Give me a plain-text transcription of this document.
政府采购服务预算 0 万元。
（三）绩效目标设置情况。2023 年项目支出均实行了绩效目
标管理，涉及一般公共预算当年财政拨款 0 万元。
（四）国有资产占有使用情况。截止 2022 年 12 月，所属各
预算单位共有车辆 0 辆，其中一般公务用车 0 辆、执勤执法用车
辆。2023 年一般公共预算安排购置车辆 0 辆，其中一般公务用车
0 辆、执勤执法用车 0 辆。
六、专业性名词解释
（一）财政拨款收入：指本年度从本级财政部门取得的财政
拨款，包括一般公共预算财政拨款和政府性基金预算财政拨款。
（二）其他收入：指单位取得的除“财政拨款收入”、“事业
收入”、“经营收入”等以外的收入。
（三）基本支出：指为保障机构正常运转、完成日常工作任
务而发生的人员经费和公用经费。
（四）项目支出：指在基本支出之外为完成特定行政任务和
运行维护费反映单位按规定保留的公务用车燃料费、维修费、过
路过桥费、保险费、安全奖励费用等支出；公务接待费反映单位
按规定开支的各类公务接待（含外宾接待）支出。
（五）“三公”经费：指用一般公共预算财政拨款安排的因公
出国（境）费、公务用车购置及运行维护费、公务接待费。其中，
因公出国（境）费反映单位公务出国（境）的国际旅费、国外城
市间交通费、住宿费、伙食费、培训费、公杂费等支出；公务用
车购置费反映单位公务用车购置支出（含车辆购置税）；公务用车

Requirement =>
From the material above, gather all lines that include the string "其中一般公务用车" and copy them.

Answer to the exercise =>
预算单位共有车辆 0 辆，其中一般公务用车 0 辆、执勤执法用车
辆。2023 年一般公共预算安排购置车辆 0 辆，其中一般公务用车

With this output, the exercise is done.